• **SUPPLIED MATERIAL**:
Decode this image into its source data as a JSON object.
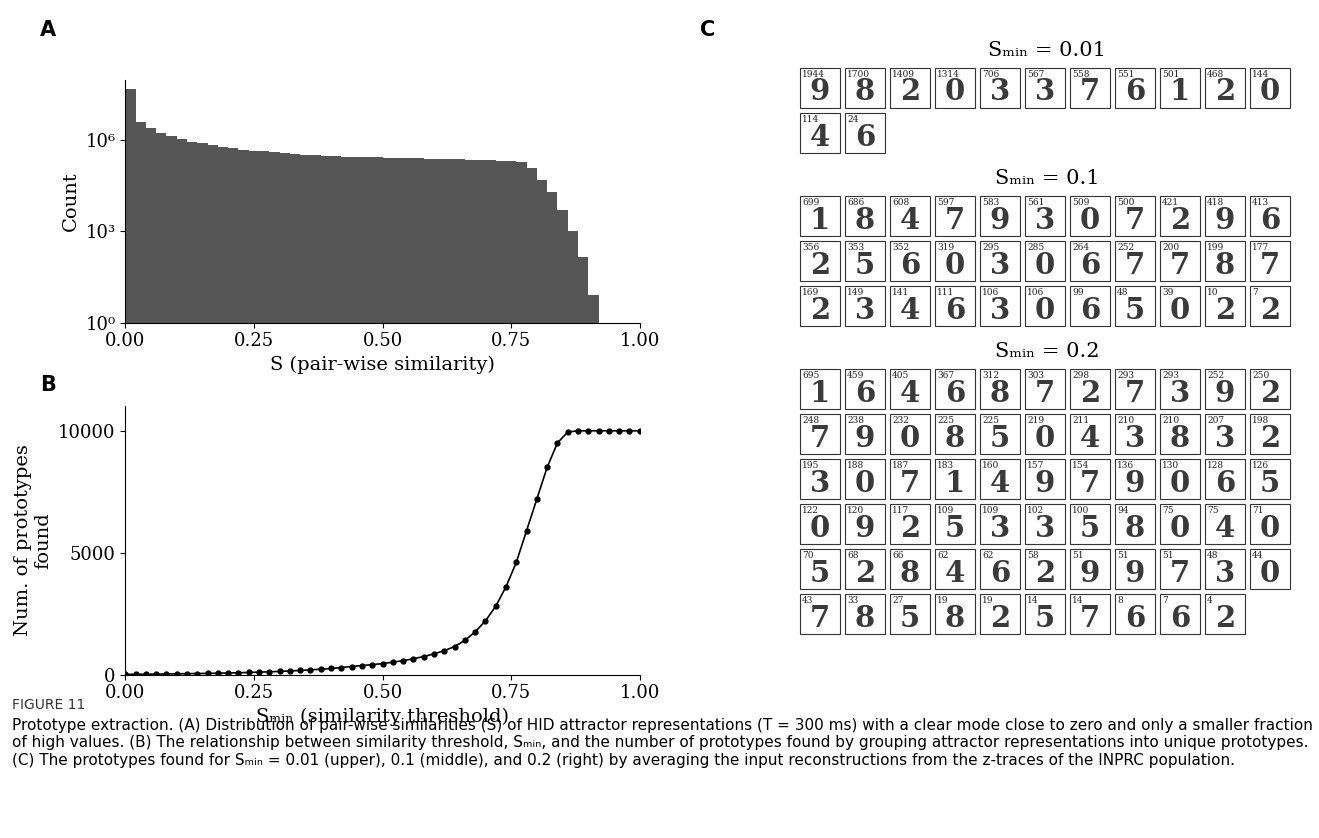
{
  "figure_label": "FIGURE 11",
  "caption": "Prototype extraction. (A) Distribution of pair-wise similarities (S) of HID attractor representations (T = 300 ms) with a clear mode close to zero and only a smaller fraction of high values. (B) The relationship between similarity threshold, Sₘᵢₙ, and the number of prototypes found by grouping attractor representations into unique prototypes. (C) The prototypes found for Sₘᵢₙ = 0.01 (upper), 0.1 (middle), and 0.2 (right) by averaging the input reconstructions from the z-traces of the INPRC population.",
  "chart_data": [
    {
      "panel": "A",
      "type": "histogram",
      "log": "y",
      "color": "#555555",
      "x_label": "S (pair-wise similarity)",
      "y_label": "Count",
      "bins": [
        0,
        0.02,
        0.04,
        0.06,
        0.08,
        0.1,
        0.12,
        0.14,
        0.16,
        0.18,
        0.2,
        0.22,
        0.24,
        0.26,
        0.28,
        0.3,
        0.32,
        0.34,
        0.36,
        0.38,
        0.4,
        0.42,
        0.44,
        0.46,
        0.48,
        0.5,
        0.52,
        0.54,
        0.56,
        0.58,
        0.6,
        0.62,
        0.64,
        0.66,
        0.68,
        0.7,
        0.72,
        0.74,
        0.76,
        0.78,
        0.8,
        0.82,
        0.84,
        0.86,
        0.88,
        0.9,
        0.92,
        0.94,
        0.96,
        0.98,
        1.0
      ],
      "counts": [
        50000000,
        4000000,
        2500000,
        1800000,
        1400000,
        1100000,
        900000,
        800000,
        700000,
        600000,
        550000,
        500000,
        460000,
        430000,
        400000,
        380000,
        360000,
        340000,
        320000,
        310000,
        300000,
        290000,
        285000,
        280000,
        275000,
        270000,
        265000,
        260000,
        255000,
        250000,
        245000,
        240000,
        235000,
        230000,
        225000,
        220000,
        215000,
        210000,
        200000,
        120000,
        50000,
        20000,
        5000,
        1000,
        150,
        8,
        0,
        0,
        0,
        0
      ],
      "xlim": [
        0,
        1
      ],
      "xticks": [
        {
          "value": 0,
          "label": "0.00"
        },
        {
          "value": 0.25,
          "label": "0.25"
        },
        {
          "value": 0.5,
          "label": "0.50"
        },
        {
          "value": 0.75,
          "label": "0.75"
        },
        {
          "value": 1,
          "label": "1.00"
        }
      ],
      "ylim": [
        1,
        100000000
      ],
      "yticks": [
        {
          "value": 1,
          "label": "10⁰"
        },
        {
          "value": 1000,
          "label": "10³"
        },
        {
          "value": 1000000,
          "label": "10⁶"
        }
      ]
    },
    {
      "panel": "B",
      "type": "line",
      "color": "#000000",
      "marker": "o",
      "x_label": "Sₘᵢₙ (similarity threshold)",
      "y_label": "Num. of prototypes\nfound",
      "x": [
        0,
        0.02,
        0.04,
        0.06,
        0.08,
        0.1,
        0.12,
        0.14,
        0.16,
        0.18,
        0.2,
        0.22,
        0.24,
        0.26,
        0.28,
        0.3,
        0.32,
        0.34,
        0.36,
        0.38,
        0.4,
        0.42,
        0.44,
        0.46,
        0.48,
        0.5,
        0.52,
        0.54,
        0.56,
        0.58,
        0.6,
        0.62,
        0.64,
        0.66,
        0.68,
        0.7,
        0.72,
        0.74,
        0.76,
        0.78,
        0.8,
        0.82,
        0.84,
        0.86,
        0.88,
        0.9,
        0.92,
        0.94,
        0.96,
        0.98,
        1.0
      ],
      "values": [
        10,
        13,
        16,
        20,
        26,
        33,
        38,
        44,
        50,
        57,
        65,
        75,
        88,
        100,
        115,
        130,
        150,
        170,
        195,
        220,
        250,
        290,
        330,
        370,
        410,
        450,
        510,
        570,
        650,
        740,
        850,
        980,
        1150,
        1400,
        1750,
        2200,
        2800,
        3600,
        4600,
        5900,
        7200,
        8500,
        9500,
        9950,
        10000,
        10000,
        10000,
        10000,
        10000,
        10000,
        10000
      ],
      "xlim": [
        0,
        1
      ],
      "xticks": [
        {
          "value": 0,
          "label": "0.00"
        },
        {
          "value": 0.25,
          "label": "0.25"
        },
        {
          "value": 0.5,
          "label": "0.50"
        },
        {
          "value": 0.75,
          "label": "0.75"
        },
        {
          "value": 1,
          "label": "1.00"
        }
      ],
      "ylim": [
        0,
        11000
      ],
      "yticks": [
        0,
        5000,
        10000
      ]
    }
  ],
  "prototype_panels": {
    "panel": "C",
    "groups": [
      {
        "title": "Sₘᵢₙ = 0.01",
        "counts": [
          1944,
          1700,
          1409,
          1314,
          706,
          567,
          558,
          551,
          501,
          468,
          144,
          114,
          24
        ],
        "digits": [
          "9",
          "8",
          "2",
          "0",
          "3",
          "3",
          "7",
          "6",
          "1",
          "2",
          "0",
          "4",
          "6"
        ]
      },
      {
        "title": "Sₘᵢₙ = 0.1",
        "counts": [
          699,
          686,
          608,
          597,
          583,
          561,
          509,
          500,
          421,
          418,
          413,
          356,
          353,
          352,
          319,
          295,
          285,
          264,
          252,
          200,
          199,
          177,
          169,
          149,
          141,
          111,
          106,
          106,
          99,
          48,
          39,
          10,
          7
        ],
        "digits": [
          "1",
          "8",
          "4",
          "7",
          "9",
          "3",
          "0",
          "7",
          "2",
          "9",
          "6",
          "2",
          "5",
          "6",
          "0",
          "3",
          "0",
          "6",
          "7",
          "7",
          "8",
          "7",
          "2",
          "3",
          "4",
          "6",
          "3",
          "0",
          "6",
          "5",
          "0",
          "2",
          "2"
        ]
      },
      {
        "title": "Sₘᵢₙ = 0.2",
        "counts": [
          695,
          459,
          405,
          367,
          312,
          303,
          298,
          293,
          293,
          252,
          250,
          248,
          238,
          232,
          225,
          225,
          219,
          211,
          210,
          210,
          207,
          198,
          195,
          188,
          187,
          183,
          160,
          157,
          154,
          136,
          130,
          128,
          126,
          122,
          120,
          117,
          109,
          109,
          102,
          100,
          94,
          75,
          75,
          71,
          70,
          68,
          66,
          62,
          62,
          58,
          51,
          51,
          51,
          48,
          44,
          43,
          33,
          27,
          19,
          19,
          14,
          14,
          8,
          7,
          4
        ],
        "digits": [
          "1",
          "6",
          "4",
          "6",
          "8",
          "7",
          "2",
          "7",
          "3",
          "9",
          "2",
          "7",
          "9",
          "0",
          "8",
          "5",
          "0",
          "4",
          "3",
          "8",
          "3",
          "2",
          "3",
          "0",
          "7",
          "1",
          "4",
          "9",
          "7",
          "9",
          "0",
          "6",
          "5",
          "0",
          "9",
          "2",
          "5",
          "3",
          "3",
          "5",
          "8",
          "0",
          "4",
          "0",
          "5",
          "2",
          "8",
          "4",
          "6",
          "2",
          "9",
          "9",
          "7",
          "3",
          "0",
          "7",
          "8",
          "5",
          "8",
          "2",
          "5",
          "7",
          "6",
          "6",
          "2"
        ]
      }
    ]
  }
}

• **GOAL OF THE EXERCISE**: Generate a word-for-word copy of the preceding records, excluding all pictures.

• **ANSWER TO THIS TASK**:
Decode this image into its source data as a JSON object.
{
  "figure_label": "FIGURE 11",
  "caption": "Prototype extraction. (A) Distribution of pair-wise similarities (S) of HID attractor representations (T = 300 ms) with a clear mode close to zero and only a smaller fraction of high values. (B) The relationship between similarity threshold, Sₘᵢₙ, and the number of prototypes found by grouping attractor representations into unique prototypes. (C) The prototypes found for Sₘᵢₙ = 0.01 (upper), 0.1 (middle), and 0.2 (right) by averaging the input reconstructions from the z-traces of the INPRC population.",
  "chart_data": [
    {
      "panel": "A",
      "type": "histogram",
      "log": "y",
      "color": "#555555",
      "x_label": "S (pair-wise similarity)",
      "y_label": "Count",
      "bins": [
        0,
        0.02,
        0.04,
        0.06,
        0.08,
        0.1,
        0.12,
        0.14,
        0.16,
        0.18,
        0.2,
        0.22,
        0.24,
        0.26,
        0.28,
        0.3,
        0.32,
        0.34,
        0.36,
        0.38,
        0.4,
        0.42,
        0.44,
        0.46,
        0.48,
        0.5,
        0.52,
        0.54,
        0.56,
        0.58,
        0.6,
        0.62,
        0.64,
        0.66,
        0.68,
        0.7,
        0.72,
        0.74,
        0.76,
        0.78,
        0.8,
        0.82,
        0.84,
        0.86,
        0.88,
        0.9,
        0.92,
        0.94,
        0.96,
        0.98,
        1.0
      ],
      "counts": [
        50000000,
        4000000,
        2500000,
        1800000,
        1400000,
        1100000,
        900000,
        800000,
        700000,
        600000,
        550000,
        500000,
        460000,
        430000,
        400000,
        380000,
        360000,
        340000,
        320000,
        310000,
        300000,
        290000,
        285000,
        280000,
        275000,
        270000,
        265000,
        260000,
        255000,
        250000,
        245000,
        240000,
        235000,
        230000,
        225000,
        220000,
        215000,
        210000,
        200000,
        120000,
        50000,
        20000,
        5000,
        1000,
        150,
        8,
        0,
        0,
        0,
        0
      ],
      "xlim": [
        0,
        1
      ],
      "xticks": [
        {
          "value": 0,
          "label": "0.00"
        },
        {
          "value": 0.25,
          "label": "0.25"
        },
        {
          "value": 0.5,
          "label": "0.50"
        },
        {
          "value": 0.75,
          "label": "0.75"
        },
        {
          "value": 1,
          "label": "1.00"
        }
      ],
      "ylim": [
        1,
        100000000
      ],
      "yticks": [
        {
          "value": 1,
          "label": "10⁰"
        },
        {
          "value": 1000,
          "label": "10³"
        },
        {
          "value": 1000000,
          "label": "10⁶"
        }
      ]
    },
    {
      "panel": "B",
      "type": "line",
      "color": "#000000",
      "marker": "o",
      "x_label": "Sₘᵢₙ (similarity threshold)",
      "y_label": "Num. of prototypes\nfound",
      "x": [
        0,
        0.02,
        0.04,
        0.06,
        0.08,
        0.1,
        0.12,
        0.14,
        0.16,
        0.18,
        0.2,
        0.22,
        0.24,
        0.26,
        0.28,
        0.3,
        0.32,
        0.34,
        0.36,
        0.38,
        0.4,
        0.42,
        0.44,
        0.46,
        0.48,
        0.5,
        0.52,
        0.54,
        0.56,
        0.58,
        0.6,
        0.62,
        0.64,
        0.66,
        0.68,
        0.7,
        0.72,
        0.74,
        0.76,
        0.78,
        0.8,
        0.82,
        0.84,
        0.86,
        0.88,
        0.9,
        0.92,
        0.94,
        0.96,
        0.98,
        1.0
      ],
      "values": [
        10,
        13,
        16,
        20,
        26,
        33,
        38,
        44,
        50,
        57,
        65,
        75,
        88,
        100,
        115,
        130,
        150,
        170,
        195,
        220,
        250,
        290,
        330,
        370,
        410,
        450,
        510,
        570,
        650,
        740,
        850,
        980,
        1150,
        1400,
        1750,
        2200,
        2800,
        3600,
        4600,
        5900,
        7200,
        8500,
        9500,
        9950,
        10000,
        10000,
        10000,
        10000,
        10000,
        10000,
        10000
      ],
      "xlim": [
        0,
        1
      ],
      "xticks": [
        {
          "value": 0,
          "label": "0.00"
        },
        {
          "value": 0.25,
          "label": "0.25"
        },
        {
          "value": 0.5,
          "label": "0.50"
        },
        {
          "value": 0.75,
          "label": "0.75"
        },
        {
          "value": 1,
          "label": "1.00"
        }
      ],
      "ylim": [
        0,
        11000
      ],
      "yticks": [
        0,
        5000,
        10000
      ]
    }
  ],
  "prototype_panels": {
    "panel": "C",
    "groups": [
      {
        "title": "Sₘᵢₙ = 0.01",
        "counts": [
          1944,
          1700,
          1409,
          1314,
          706,
          567,
          558,
          551,
          501,
          468,
          144,
          114,
          24
        ],
        "digits": [
          "9",
          "8",
          "2",
          "0",
          "3",
          "3",
          "7",
          "6",
          "1",
          "2",
          "0",
          "4",
          "6"
        ]
      },
      {
        "title": "Sₘᵢₙ = 0.1",
        "counts": [
          699,
          686,
          608,
          597,
          583,
          561,
          509,
          500,
          421,
          418,
          413,
          356,
          353,
          352,
          319,
          295,
          285,
          264,
          252,
          200,
          199,
          177,
          169,
          149,
          141,
          111,
          106,
          106,
          99,
          48,
          39,
          10,
          7
        ],
        "digits": [
          "1",
          "8",
          "4",
          "7",
          "9",
          "3",
          "0",
          "7",
          "2",
          "9",
          "6",
          "2",
          "5",
          "6",
          "0",
          "3",
          "0",
          "6",
          "7",
          "7",
          "8",
          "7",
          "2",
          "3",
          "4",
          "6",
          "3",
          "0",
          "6",
          "5",
          "0",
          "2",
          "2"
        ]
      },
      {
        "title": "Sₘᵢₙ = 0.2",
        "counts": [
          695,
          459,
          405,
          367,
          312,
          303,
          298,
          293,
          293,
          252,
          250,
          248,
          238,
          232,
          225,
          225,
          219,
          211,
          210,
          210,
          207,
          198,
          195,
          188,
          187,
          183,
          160,
          157,
          154,
          136,
          130,
          128,
          126,
          122,
          120,
          117,
          109,
          109,
          102,
          100,
          94,
          75,
          75,
          71,
          70,
          68,
          66,
          62,
          62,
          58,
          51,
          51,
          51,
          48,
          44,
          43,
          33,
          27,
          19,
          19,
          14,
          14,
          8,
          7,
          4
        ],
        "digits": [
          "1",
          "6",
          "4",
          "6",
          "8",
          "7",
          "2",
          "7",
          "3",
          "9",
          "2",
          "7",
          "9",
          "0",
          "8",
          "5",
          "0",
          "4",
          "3",
          "8",
          "3",
          "2",
          "3",
          "0",
          "7",
          "1",
          "4",
          "9",
          "7",
          "9",
          "0",
          "6",
          "5",
          "0",
          "9",
          "2",
          "5",
          "3",
          "3",
          "5",
          "8",
          "0",
          "4",
          "0",
          "5",
          "2",
          "8",
          "4",
          "6",
          "2",
          "9",
          "9",
          "7",
          "3",
          "0",
          "7",
          "8",
          "5",
          "8",
          "2",
          "5",
          "7",
          "6",
          "6",
          "2"
        ]
      }
    ]
  }
}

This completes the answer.